Stated task => Among the records that follow, count the lines with the string "Корткеросский"; report only that count.

— START —

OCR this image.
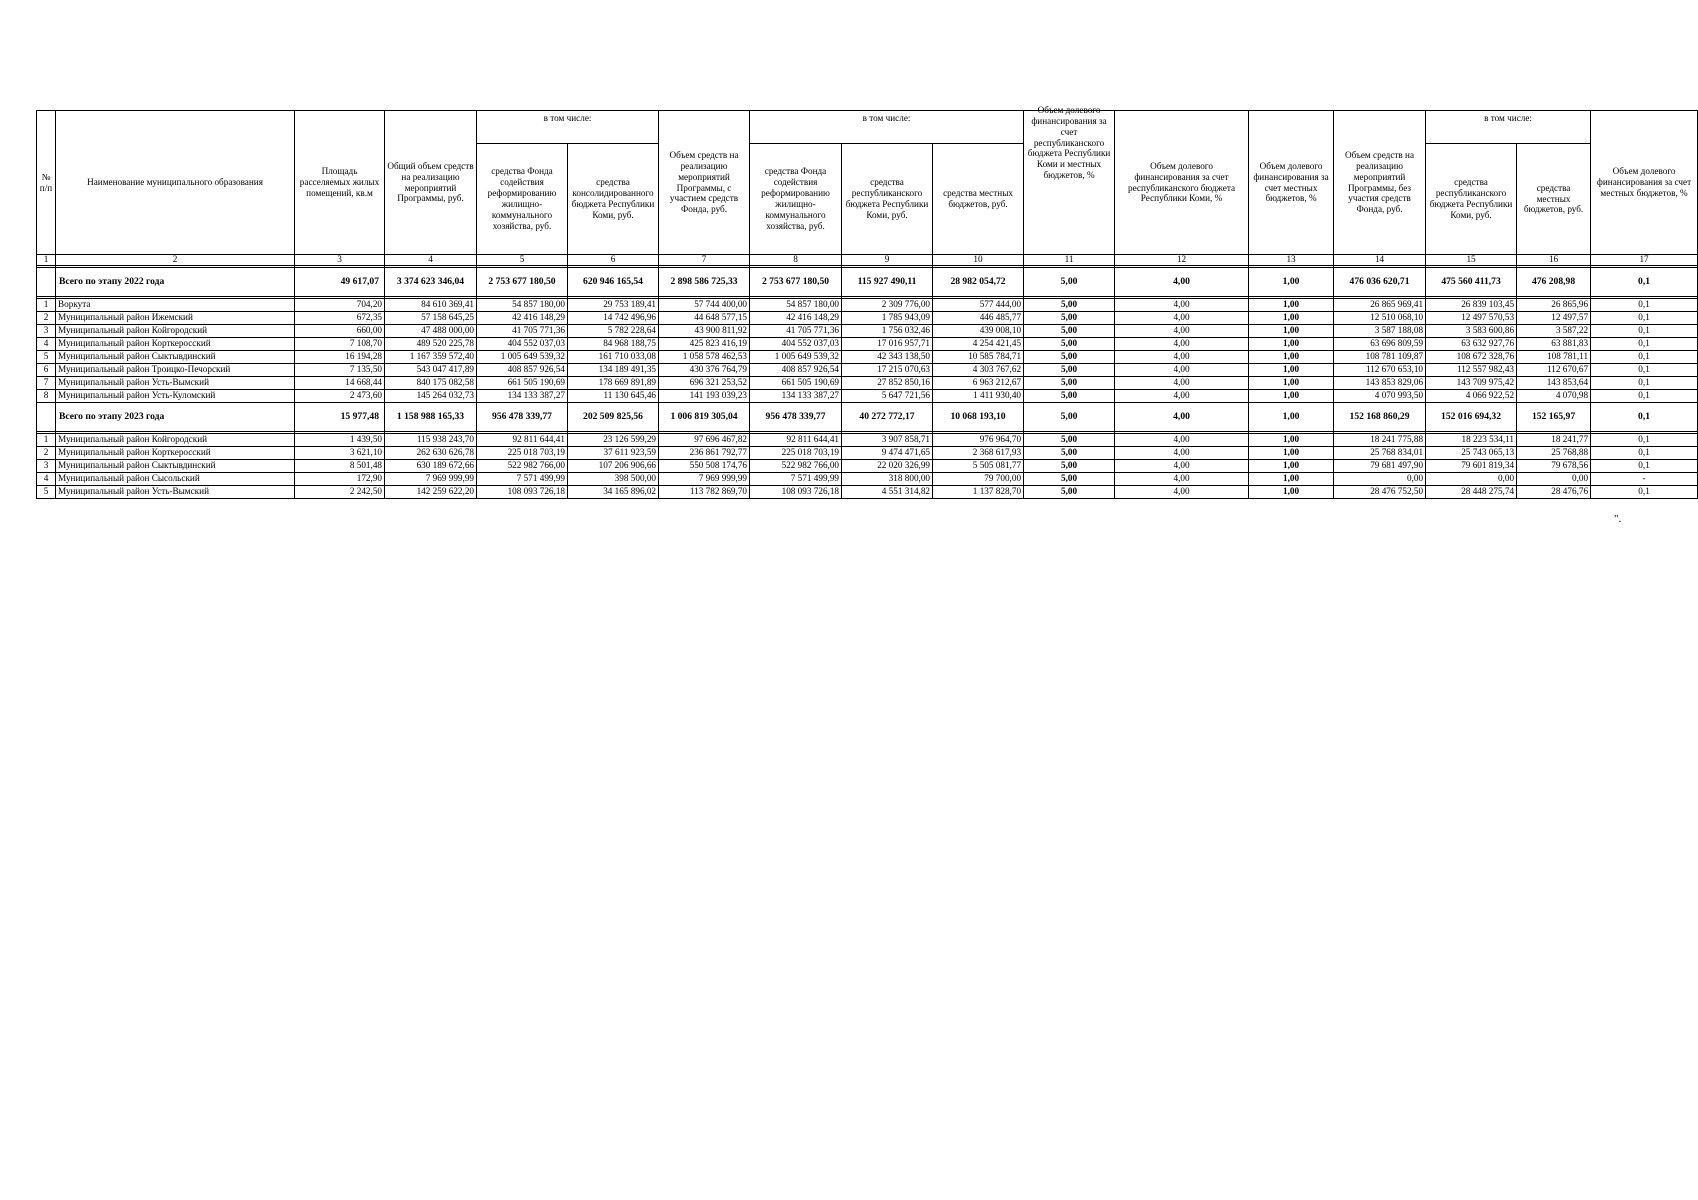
№ п/п	Наименование муниципального образования	Площадь расселяемых жилых помещений, кв.м	Общий объем средств на реализацию мероприятий Программы, руб.	в том числе:		Объем средств на реализацию мероприятий Программы, с участием средств Фонда, руб.	в том числе:			Объем долевого финансирования за счет республиканского бюджета Республики Коми и местных бюджетов, %	Объем долевого финансирования за счет республиканского бюджета Республики Коми, %	Объем долевого финансирования за счет местных бюджетов, %	Объем средств на реализацию мероприятий Программы, без участия средств Фонда, руб.	в том числе:		Объем долевого финансирования за счет местных бюджетов, %
				средства Фонда содействия реформированию жилищно-коммунального хозяйства, руб.	средства консолидированного бюджета Республики Коми, руб.		средства Фонда содействия реформированию жилищно-коммунального хозяйства, руб.	средства республиканского бюджета Республики Коми, руб.	средства местных бюджетов, руб.					средства республиканского бюджета Республики Коми, руб.	средства местных бюджетов, руб.	
1	2	3	4	5	6	7	8	9	10	11	12	13	14	15	16	17

	Всего по этапу 2022 года	49 617,07	3 374 623 346,04	2 753 677 180,50	620 946 165,54	2 898 586 725,33	2 753 677 180,50	115 927 490,11	28 982 054,72	5,00	4,00	1,00	476 036 620,71	475 560 411,73	476 208,98	0,1

1	Воркута	704,20	84 610 369,41	54 857 180,00	29 753 189,41	57 744 400,00	54 857 180,00	2 309 776,00	577 444,00	5,00	4,00	1,00	26 865 969,41	26 839 103,45	26 865,96	0,1
2	Муниципальный район Ижемский	672,35	57 158 645,25	42 416 148,29	14 742 496,96	44 648 577,15	42 416 148,29	1 785 943,09	446 485,77	5,00	4,00	1,00	12 510 068,10	12 497 570,53	12 497,57	0,1
3	Муниципальный район Койгородский	660,00	47 488 000,00	41 705 771,36	5 782 228,64	43 900 811,92	41 705 771,36	1 756 032,46	439 008,10	5,00	4,00	1,00	3 587 188,08	3 583 600,86	3 587,22	0,1
4	Муниципальный район Корткеросский	7 108,70	489 520 225,78	404 552 037,03	84 968 188,75	425 823 416,19	404 552 037,03	17 016 957,71	4 254 421,45	5,00	4,00	1,00	63 696 809,59	63 632 927,76	63 881,83	0,1
5	Муниципальный район Сыктывдинский	16 194,28	1 167 359 572,40	1 005 649 539,32	161 710 033,08	1 058 578 462,53	1 005 649 539,32	42 343 138,50	10 585 784,71	5,00	4,00	1,00	108 781 109,87	108 672 328,76	108 781,11	0,1
6	Муниципальный район Троицко-Печорский	7 135,50	543 047 417,89	408 857 926,54	134 189 491,35	430 376 764,79	408 857 926,54	17 215 070,63	4 303 767,62	5,00	4,00	1,00	112 670 653,10	112 557 982,43	112 670,67	0,1
7	Муниципальный район Усть-Вымский	14 668,44	840 175 082,58	661 505 190,69	178 669 891,89	696 321 253,52	661 505 190,69	27 852 850,16	6 963 212,67	5,00	4,00	1,00	143 853 829,06	143 709 975,42	143 853,64	0,1
8	Муниципальный район Усть-Куломский	2 473,60	145 264 032,73	134 133 387,27	11 130 645,46	141 193 039,23	134 133 387,27	5 647 721,56	1 411 930,40	5,00	4,00	1,00	4 070 993,50	4 066 922,52	4 070,98	0,1
	Всего по этапу 2023 года	15 977,48	1 158 988 165,33	956 478 339,77	202 509 825,56	1 006 819 305,04	956 478 339,77	40 272 772,17	10 068 193,10	5,00	4,00	1,00	152 168 860,29	152 016 694,32	152 165,97	0,1

1	Муниципальный район Койгородский	1 439,50	115 938 243,70	92 811 644,41	23 126 599,29	97 696 467,82	92 811 644,41	3 907 858,71	976 964,70	5,00	4,00	1,00	18 241 775,88	18 223 534,11	18 241,77	0,1
2	Муниципальный район Корткеросский	3 621,10	262 630 626,78	225 018 703,19	37 611 923,59	236 861 792,77	225 018 703,19	9 474 471,65	2 368 617,93	5,00	4,00	1,00	25 768 834,01	25 743 065,13	25 768,88	0,1
3	Муниципальный район Сыктывдинский	8 501,48	630 189 672,66	522 982 766,00	107 206 906,66	550 508 174,76	522 982 766,00	22 020 326,99	5 505 081,77	5,00	4,00	1,00	79 681 497,90	79 601 819,34	79 678,56	0,1
4	Муниципальный район Сысольский	172,90	7 969 999,99	7 571 499,99	398 500,00	7 969 999,99	7 571 499,99	318 800,00	79 700,00	5,00	4,00	1,00	0,00	0,00	0,00	-
5	Муниципальный район Усть-Вымский	2 242,50	142 259 622,20	108 093 726,18	34 165 896,02	113 782 869,70	108 093 726,18	4 551 314,82	1 137 828,70	5,00	4,00	1,00	28 476 752,50	28 448 275,74	28 476,76	0,1
".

— END —

Solution => 2